(begin)

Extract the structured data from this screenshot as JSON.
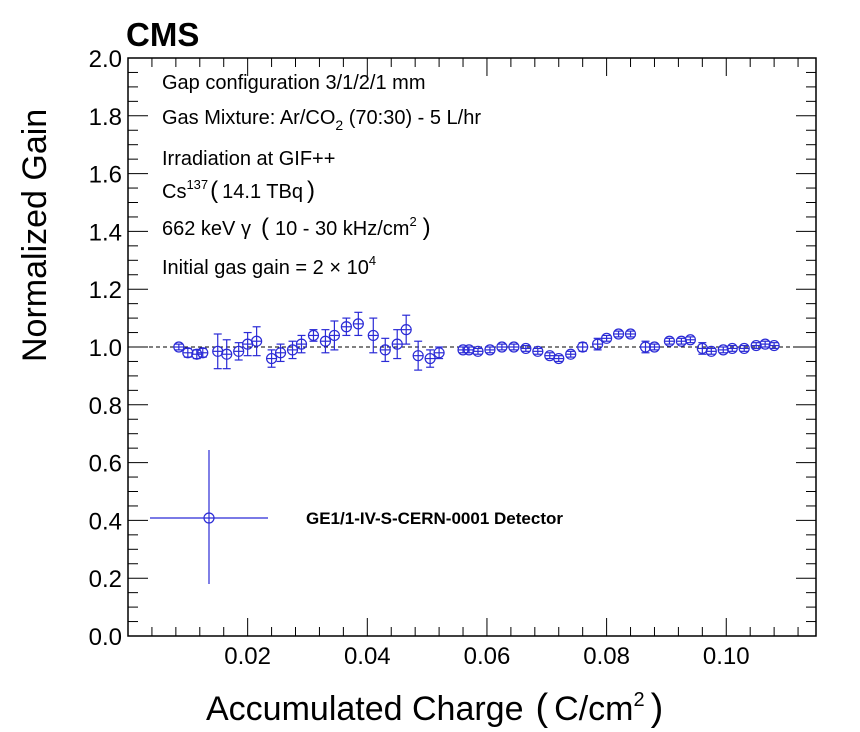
{
  "experiment_label": "CMS",
  "chart_data": {
    "type": "scatter",
    "xlabel": "Accumulated Charge",
    "xlabel_unit": "C/cm",
    "xlabel_unit_exp": "2",
    "ylabel": "Normalized Gain",
    "xlim": [
      0.0,
      0.115
    ],
    "ylim": [
      0.0,
      2.0
    ],
    "x_ticks": [
      0.02,
      0.04,
      0.06,
      0.08,
      0.1
    ],
    "x_tick_labels": [
      "0.02",
      "0.04",
      "0.06",
      "0.08",
      "0.10"
    ],
    "y_ticks": [
      0.0,
      0.2,
      0.4,
      0.6,
      0.8,
      1.0,
      1.2,
      1.4,
      1.6,
      1.8,
      2.0
    ],
    "y_tick_labels": [
      "0.0",
      "0.2",
      "0.4",
      "0.6",
      "0.8",
      "1.0",
      "1.2",
      "1.4",
      "1.6",
      "1.8",
      "2.0"
    ],
    "reference_line": 1.0,
    "grid": false,
    "marker_color": "#2b2bd6",
    "annotations": {
      "line1": "Gap configuration 3/1/2/1 mm",
      "line2_a": "Gas Mixture: Ar/CO",
      "line2_sub": "2",
      "line2_b": " (70:30) - 5 L/hr",
      "line3": "Irradiation at GIF++",
      "line4_a": "Cs",
      "line4_sup": "137",
      "line4_b": "14.1 TBq",
      "line5_a": "662 keV γ",
      "line5_b": "10 - 30 kHz/cm",
      "line5_sup": "2",
      "line6_a": "Initial gas gain = 2 × 10",
      "line6_sup": "4"
    },
    "legend": {
      "label": "GE1/1-IV-S-CERN-0001 Detector",
      "placement": "bottom-left"
    },
    "series": [
      {
        "name": "GE1/1-IV-S-CERN-0001 Detector",
        "points": [
          {
            "x": 0.0085,
            "y": 1.0,
            "err": 0.01
          },
          {
            "x": 0.01,
            "y": 0.98,
            "err": 0.015
          },
          {
            "x": 0.0115,
            "y": 0.975,
            "err": 0.015
          },
          {
            "x": 0.0125,
            "y": 0.98,
            "err": 0.015
          },
          {
            "x": 0.015,
            "y": 0.985,
            "err": 0.06
          },
          {
            "x": 0.0165,
            "y": 0.975,
            "err": 0.05
          },
          {
            "x": 0.0185,
            "y": 0.985,
            "err": 0.03
          },
          {
            "x": 0.02,
            "y": 1.01,
            "err": 0.04
          },
          {
            "x": 0.0215,
            "y": 1.02,
            "err": 0.05
          },
          {
            "x": 0.024,
            "y": 0.96,
            "err": 0.03
          },
          {
            "x": 0.0255,
            "y": 0.98,
            "err": 0.03
          },
          {
            "x": 0.0275,
            "y": 0.99,
            "err": 0.03
          },
          {
            "x": 0.029,
            "y": 1.01,
            "err": 0.03
          },
          {
            "x": 0.031,
            "y": 1.04,
            "err": 0.02
          },
          {
            "x": 0.033,
            "y": 1.02,
            "err": 0.04
          },
          {
            "x": 0.0345,
            "y": 1.04,
            "err": 0.05
          },
          {
            "x": 0.0365,
            "y": 1.07,
            "err": 0.03
          },
          {
            "x": 0.0385,
            "y": 1.08,
            "err": 0.04
          },
          {
            "x": 0.041,
            "y": 1.04,
            "err": 0.06
          },
          {
            "x": 0.043,
            "y": 0.99,
            "err": 0.04
          },
          {
            "x": 0.045,
            "y": 1.01,
            "err": 0.05
          },
          {
            "x": 0.0465,
            "y": 1.06,
            "err": 0.05
          },
          {
            "x": 0.0485,
            "y": 0.97,
            "err": 0.05
          },
          {
            "x": 0.0505,
            "y": 0.96,
            "err": 0.03
          },
          {
            "x": 0.052,
            "y": 0.98,
            "err": 0.02
          },
          {
            "x": 0.056,
            "y": 0.99,
            "err": 0.01
          },
          {
            "x": 0.057,
            "y": 0.99,
            "err": 0.01
          },
          {
            "x": 0.0585,
            "y": 0.985,
            "err": 0.01
          },
          {
            "x": 0.0605,
            "y": 0.99,
            "err": 0.01
          },
          {
            "x": 0.0625,
            "y": 1.0,
            "err": 0.01
          },
          {
            "x": 0.0645,
            "y": 1.0,
            "err": 0.01
          },
          {
            "x": 0.0665,
            "y": 0.995,
            "err": 0.01
          },
          {
            "x": 0.0685,
            "y": 0.985,
            "err": 0.01
          },
          {
            "x": 0.0705,
            "y": 0.97,
            "err": 0.01
          },
          {
            "x": 0.072,
            "y": 0.96,
            "err": 0.01
          },
          {
            "x": 0.074,
            "y": 0.975,
            "err": 0.01
          },
          {
            "x": 0.076,
            "y": 1.0,
            "err": 0.015
          },
          {
            "x": 0.0785,
            "y": 1.01,
            "err": 0.02
          },
          {
            "x": 0.08,
            "y": 1.03,
            "err": 0.01
          },
          {
            "x": 0.082,
            "y": 1.045,
            "err": 0.01
          },
          {
            "x": 0.084,
            "y": 1.045,
            "err": 0.01
          },
          {
            "x": 0.0865,
            "y": 1.0,
            "err": 0.02
          },
          {
            "x": 0.088,
            "y": 1.0,
            "err": 0.01
          },
          {
            "x": 0.0905,
            "y": 1.02,
            "err": 0.01
          },
          {
            "x": 0.0925,
            "y": 1.02,
            "err": 0.01
          },
          {
            "x": 0.094,
            "y": 1.025,
            "err": 0.01
          },
          {
            "x": 0.096,
            "y": 0.995,
            "err": 0.02
          },
          {
            "x": 0.0975,
            "y": 0.985,
            "err": 0.01
          },
          {
            "x": 0.0995,
            "y": 0.99,
            "err": 0.01
          },
          {
            "x": 0.101,
            "y": 0.995,
            "err": 0.01
          },
          {
            "x": 0.103,
            "y": 0.995,
            "err": 0.01
          },
          {
            "x": 0.105,
            "y": 1.005,
            "err": 0.01
          },
          {
            "x": 0.1065,
            "y": 1.01,
            "err": 0.01
          },
          {
            "x": 0.108,
            "y": 1.005,
            "err": 0.01
          }
        ]
      }
    ]
  }
}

(end)

Written problem:
The data should be printed again unchanged; leave its pictures out.

Task solution:
Extract the structured data from this screenshot as JSON.
{
  "experiment_label": "CMS",
  "chart_data": {
    "type": "scatter",
    "xlabel": "Accumulated Charge",
    "xlabel_unit": "C/cm",
    "xlabel_unit_exp": "2",
    "ylabel": "Normalized Gain",
    "xlim": [
      0.0,
      0.115
    ],
    "ylim": [
      0.0,
      2.0
    ],
    "x_ticks": [
      0.02,
      0.04,
      0.06,
      0.08,
      0.1
    ],
    "x_tick_labels": [
      "0.02",
      "0.04",
      "0.06",
      "0.08",
      "0.10"
    ],
    "y_ticks": [
      0.0,
      0.2,
      0.4,
      0.6,
      0.8,
      1.0,
      1.2,
      1.4,
      1.6,
      1.8,
      2.0
    ],
    "y_tick_labels": [
      "0.0",
      "0.2",
      "0.4",
      "0.6",
      "0.8",
      "1.0",
      "1.2",
      "1.4",
      "1.6",
      "1.8",
      "2.0"
    ],
    "reference_line": 1.0,
    "grid": false,
    "marker_color": "#2b2bd6",
    "annotations": {
      "line1": "Gap configuration 3/1/2/1 mm",
      "line2_a": "Gas Mixture: Ar/CO",
      "line2_sub": "2",
      "line2_b": " (70:30) - 5 L/hr",
      "line3": "Irradiation at GIF++",
      "line4_a": "Cs",
      "line4_sup": "137",
      "line4_b": "14.1 TBq",
      "line5_a": "662 keV γ",
      "line5_b": "10 - 30 kHz/cm",
      "line5_sup": "2",
      "line6_a": "Initial gas gain = 2 × 10",
      "line6_sup": "4"
    },
    "legend": {
      "label": "GE1/1-IV-S-CERN-0001 Detector",
      "placement": "bottom-left"
    },
    "series": [
      {
        "name": "GE1/1-IV-S-CERN-0001 Detector",
        "points": [
          {
            "x": 0.0085,
            "y": 1.0,
            "err": 0.01
          },
          {
            "x": 0.01,
            "y": 0.98,
            "err": 0.015
          },
          {
            "x": 0.0115,
            "y": 0.975,
            "err": 0.015
          },
          {
            "x": 0.0125,
            "y": 0.98,
            "err": 0.015
          },
          {
            "x": 0.015,
            "y": 0.985,
            "err": 0.06
          },
          {
            "x": 0.0165,
            "y": 0.975,
            "err": 0.05
          },
          {
            "x": 0.0185,
            "y": 0.985,
            "err": 0.03
          },
          {
            "x": 0.02,
            "y": 1.01,
            "err": 0.04
          },
          {
            "x": 0.0215,
            "y": 1.02,
            "err": 0.05
          },
          {
            "x": 0.024,
            "y": 0.96,
            "err": 0.03
          },
          {
            "x": 0.0255,
            "y": 0.98,
            "err": 0.03
          },
          {
            "x": 0.0275,
            "y": 0.99,
            "err": 0.03
          },
          {
            "x": 0.029,
            "y": 1.01,
            "err": 0.03
          },
          {
            "x": 0.031,
            "y": 1.04,
            "err": 0.02
          },
          {
            "x": 0.033,
            "y": 1.02,
            "err": 0.04
          },
          {
            "x": 0.0345,
            "y": 1.04,
            "err": 0.05
          },
          {
            "x": 0.0365,
            "y": 1.07,
            "err": 0.03
          },
          {
            "x": 0.0385,
            "y": 1.08,
            "err": 0.04
          },
          {
            "x": 0.041,
            "y": 1.04,
            "err": 0.06
          },
          {
            "x": 0.043,
            "y": 0.99,
            "err": 0.04
          },
          {
            "x": 0.045,
            "y": 1.01,
            "err": 0.05
          },
          {
            "x": 0.0465,
            "y": 1.06,
            "err": 0.05
          },
          {
            "x": 0.0485,
            "y": 0.97,
            "err": 0.05
          },
          {
            "x": 0.0505,
            "y": 0.96,
            "err": 0.03
          },
          {
            "x": 0.052,
            "y": 0.98,
            "err": 0.02
          },
          {
            "x": 0.056,
            "y": 0.99,
            "err": 0.01
          },
          {
            "x": 0.057,
            "y": 0.99,
            "err": 0.01
          },
          {
            "x": 0.0585,
            "y": 0.985,
            "err": 0.01
          },
          {
            "x": 0.0605,
            "y": 0.99,
            "err": 0.01
          },
          {
            "x": 0.0625,
            "y": 1.0,
            "err": 0.01
          },
          {
            "x": 0.0645,
            "y": 1.0,
            "err": 0.01
          },
          {
            "x": 0.0665,
            "y": 0.995,
            "err": 0.01
          },
          {
            "x": 0.0685,
            "y": 0.985,
            "err": 0.01
          },
          {
            "x": 0.0705,
            "y": 0.97,
            "err": 0.01
          },
          {
            "x": 0.072,
            "y": 0.96,
            "err": 0.01
          },
          {
            "x": 0.074,
            "y": 0.975,
            "err": 0.01
          },
          {
            "x": 0.076,
            "y": 1.0,
            "err": 0.015
          },
          {
            "x": 0.0785,
            "y": 1.01,
            "err": 0.02
          },
          {
            "x": 0.08,
            "y": 1.03,
            "err": 0.01
          },
          {
            "x": 0.082,
            "y": 1.045,
            "err": 0.01
          },
          {
            "x": 0.084,
            "y": 1.045,
            "err": 0.01
          },
          {
            "x": 0.0865,
            "y": 1.0,
            "err": 0.02
          },
          {
            "x": 0.088,
            "y": 1.0,
            "err": 0.01
          },
          {
            "x": 0.0905,
            "y": 1.02,
            "err": 0.01
          },
          {
            "x": 0.0925,
            "y": 1.02,
            "err": 0.01
          },
          {
            "x": 0.094,
            "y": 1.025,
            "err": 0.01
          },
          {
            "x": 0.096,
            "y": 0.995,
            "err": 0.02
          },
          {
            "x": 0.0975,
            "y": 0.985,
            "err": 0.01
          },
          {
            "x": 0.0995,
            "y": 0.99,
            "err": 0.01
          },
          {
            "x": 0.101,
            "y": 0.995,
            "err": 0.01
          },
          {
            "x": 0.103,
            "y": 0.995,
            "err": 0.01
          },
          {
            "x": 0.105,
            "y": 1.005,
            "err": 0.01
          },
          {
            "x": 0.1065,
            "y": 1.01,
            "err": 0.01
          },
          {
            "x": 0.108,
            "y": 1.005,
            "err": 0.01
          }
        ]
      }
    ]
  }
}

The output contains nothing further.